-- ENTRIES --
======

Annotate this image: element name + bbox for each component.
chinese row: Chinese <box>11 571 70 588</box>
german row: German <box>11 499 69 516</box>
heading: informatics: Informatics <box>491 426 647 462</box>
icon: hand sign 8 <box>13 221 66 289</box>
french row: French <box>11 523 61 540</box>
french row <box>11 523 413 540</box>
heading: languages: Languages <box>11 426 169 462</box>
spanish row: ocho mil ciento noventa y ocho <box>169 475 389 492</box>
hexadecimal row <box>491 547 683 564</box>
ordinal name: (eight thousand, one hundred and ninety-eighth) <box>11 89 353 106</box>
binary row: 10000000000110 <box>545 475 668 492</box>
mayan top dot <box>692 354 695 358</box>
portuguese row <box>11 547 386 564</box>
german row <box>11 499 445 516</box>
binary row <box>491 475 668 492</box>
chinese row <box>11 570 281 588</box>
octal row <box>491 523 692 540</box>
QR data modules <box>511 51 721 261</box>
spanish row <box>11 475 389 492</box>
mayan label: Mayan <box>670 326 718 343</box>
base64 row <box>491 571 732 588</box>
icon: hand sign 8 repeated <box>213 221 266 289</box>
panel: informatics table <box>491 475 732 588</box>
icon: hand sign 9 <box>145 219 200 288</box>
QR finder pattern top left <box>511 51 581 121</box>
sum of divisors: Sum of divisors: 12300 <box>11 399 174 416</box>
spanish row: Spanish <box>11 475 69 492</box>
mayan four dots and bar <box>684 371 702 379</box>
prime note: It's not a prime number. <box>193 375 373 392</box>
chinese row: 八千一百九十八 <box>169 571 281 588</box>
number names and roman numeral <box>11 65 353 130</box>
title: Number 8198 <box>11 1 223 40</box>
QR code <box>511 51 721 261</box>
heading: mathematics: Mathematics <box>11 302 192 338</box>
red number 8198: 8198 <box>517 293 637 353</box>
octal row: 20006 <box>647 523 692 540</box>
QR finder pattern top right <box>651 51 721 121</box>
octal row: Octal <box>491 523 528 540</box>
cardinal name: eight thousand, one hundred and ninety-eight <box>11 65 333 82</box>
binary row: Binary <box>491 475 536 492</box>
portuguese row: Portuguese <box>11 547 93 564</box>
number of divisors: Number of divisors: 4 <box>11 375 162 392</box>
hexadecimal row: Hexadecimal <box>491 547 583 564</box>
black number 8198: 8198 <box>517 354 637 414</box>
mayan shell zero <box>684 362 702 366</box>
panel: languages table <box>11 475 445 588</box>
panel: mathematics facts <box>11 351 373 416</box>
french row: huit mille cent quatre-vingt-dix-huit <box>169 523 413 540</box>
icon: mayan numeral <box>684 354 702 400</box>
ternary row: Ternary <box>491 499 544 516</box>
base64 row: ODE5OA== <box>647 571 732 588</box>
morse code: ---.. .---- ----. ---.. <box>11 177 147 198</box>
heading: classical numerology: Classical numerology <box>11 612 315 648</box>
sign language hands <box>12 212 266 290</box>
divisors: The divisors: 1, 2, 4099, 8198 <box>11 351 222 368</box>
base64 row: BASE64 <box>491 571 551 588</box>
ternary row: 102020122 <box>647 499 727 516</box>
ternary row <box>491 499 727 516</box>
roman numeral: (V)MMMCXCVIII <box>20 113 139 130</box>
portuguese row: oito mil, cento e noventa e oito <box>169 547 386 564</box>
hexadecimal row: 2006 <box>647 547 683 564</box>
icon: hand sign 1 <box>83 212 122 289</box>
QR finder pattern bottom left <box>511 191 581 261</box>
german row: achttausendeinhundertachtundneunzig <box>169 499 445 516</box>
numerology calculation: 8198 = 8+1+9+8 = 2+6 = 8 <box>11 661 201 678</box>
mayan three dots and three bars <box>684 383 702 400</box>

======

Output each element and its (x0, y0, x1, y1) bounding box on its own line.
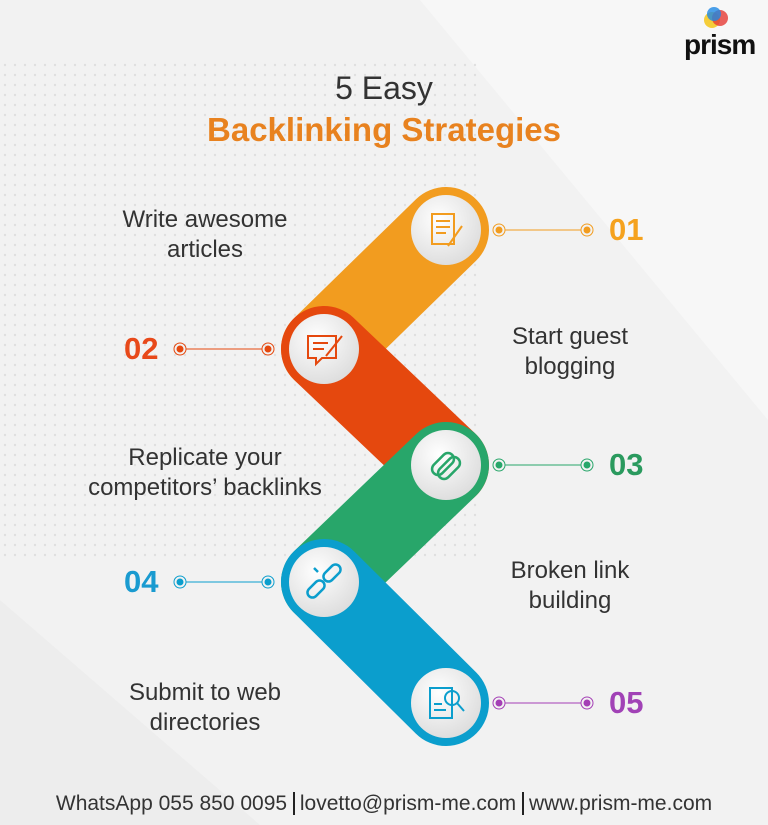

======

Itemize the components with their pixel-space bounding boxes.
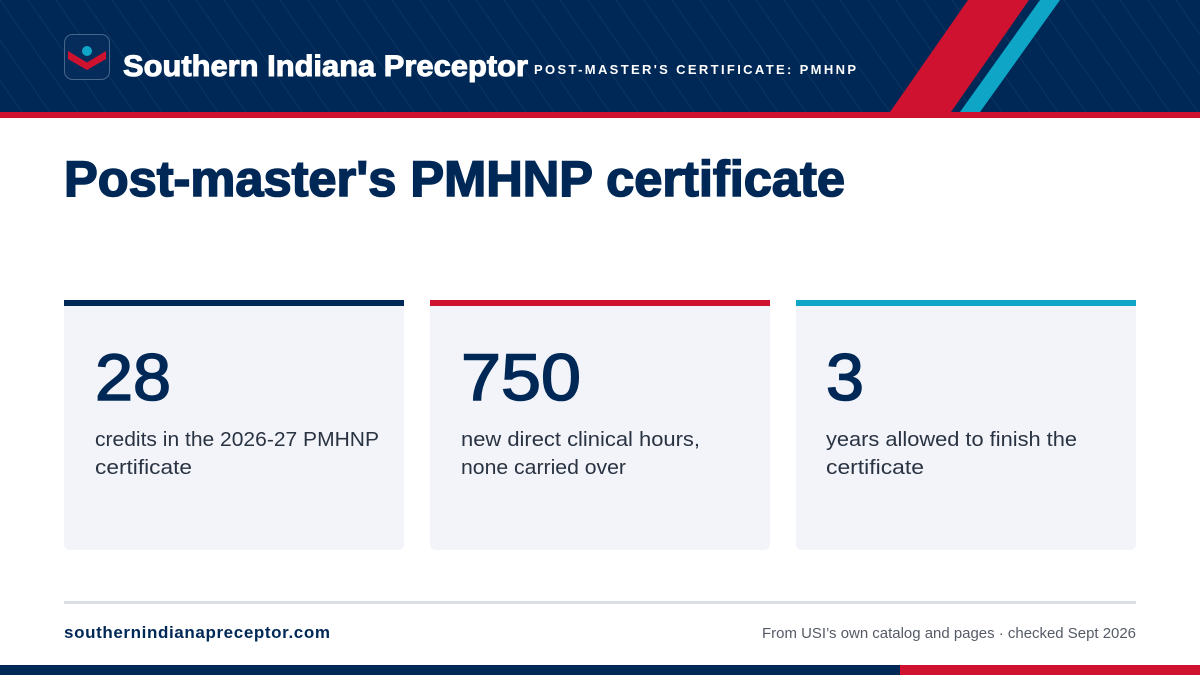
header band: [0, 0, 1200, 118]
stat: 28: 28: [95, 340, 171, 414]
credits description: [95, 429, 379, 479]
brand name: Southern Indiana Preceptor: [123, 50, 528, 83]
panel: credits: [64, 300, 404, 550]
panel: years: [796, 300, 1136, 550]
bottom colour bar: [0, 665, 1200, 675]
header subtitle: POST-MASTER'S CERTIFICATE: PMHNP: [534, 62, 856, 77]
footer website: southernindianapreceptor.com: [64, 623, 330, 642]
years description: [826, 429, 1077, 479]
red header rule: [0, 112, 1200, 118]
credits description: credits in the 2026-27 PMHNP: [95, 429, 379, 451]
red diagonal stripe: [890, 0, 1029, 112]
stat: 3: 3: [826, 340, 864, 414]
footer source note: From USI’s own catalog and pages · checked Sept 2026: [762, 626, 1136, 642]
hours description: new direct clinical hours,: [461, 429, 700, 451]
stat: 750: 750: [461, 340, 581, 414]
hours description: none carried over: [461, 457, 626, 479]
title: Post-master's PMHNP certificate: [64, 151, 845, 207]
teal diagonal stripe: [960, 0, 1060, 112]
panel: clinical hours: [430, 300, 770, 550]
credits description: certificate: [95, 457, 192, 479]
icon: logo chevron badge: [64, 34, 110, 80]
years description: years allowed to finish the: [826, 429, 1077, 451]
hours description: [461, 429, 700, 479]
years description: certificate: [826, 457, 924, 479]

======

-- GOAL --
Give every line of the data from the line with "Annotate this image: element" up to and including the line with "black number 8198: 8198" as a numbered list, omitting blank lines.

-- RESULT OF THE TASK --
1. Annotate this image: element name + bbox for each component.
2. chinese row: Chinese <box>11 571 70 588</box>
3. german row: German <box>11 499 69 516</box>
4. heading: informatics: Informatics <box>491 426 647 462</box>
5. icon: hand sign 8 <box>13 221 66 289</box>
6. french row: French <box>11 523 61 540</box>
7. french row <box>11 523 413 540</box>
8. heading: languages: Languages <box>11 426 169 462</box>
9. spanish row: ocho mil ciento noventa y ocho <box>169 475 389 492</box>
10. hexadecimal row <box>491 547 683 564</box>
11. ordinal name: (eight thousand, one hundred and ninety-eighth) <box>11 89 353 106</box>
12. binary row: 10000000000110 <box>545 475 668 492</box>
13. mayan top dot <box>692 354 695 358</box>
14. portuguese row <box>11 547 386 564</box>
15. german row <box>11 499 445 516</box>
16. binary row <box>491 475 668 492</box>
17. chinese row <box>11 570 281 588</box>
18. octal row <box>491 523 692 540</box>
19. QR data modules <box>511 51 721 261</box>
20. spanish row <box>11 475 389 492</box>
21. mayan label: Mayan <box>670 326 718 343</box>
22. base64 row <box>491 571 732 588</box>
23. icon: hand sign 8 repeated <box>213 221 266 289</box>
24. panel: informatics table <box>491 475 732 588</box>
25. icon: hand sign 9 <box>145 219 200 288</box>
26. QR finder pattern top left <box>511 51 581 121</box>
27. sum of divisors: Sum of divisors: 12300 <box>11 399 174 416</box>
28. spanish row: Spanish <box>11 475 69 492</box>
29. mayan four dots and bar <box>684 371 702 379</box>
30. prime note: It's not a prime number. <box>193 375 373 392</box>
31. chinese row: 八千一百九十八 <box>169 571 281 588</box>
32. number names and roman numeral <box>11 65 353 130</box>
33. title: Number 8198 <box>11 1 223 40</box>
34. QR code <box>511 51 721 261</box>
35. heading: mathematics: Mathematics <box>11 302 192 338</box>
36. red number 8198: 8198 <box>517 293 637 353</box>
37. octal row: 20006 <box>647 523 692 540</box>
38. QR finder pattern top right <box>651 51 721 121</box>
39. octal row: Octal <box>491 523 528 540</box>
40. cardinal name: eight thousand, one hundred and ninety-eight <box>11 65 333 82</box>
41. binary row: Binary <box>491 475 536 492</box>
42. portuguese row: Portuguese <box>11 547 93 564</box>
43. number of divisors: Number of divisors: 4 <box>11 375 162 392</box>
44. hexadecimal row: Hexadecimal <box>491 547 583 564</box>
45. black number 8198: 8198 <box>517 354 637 414</box>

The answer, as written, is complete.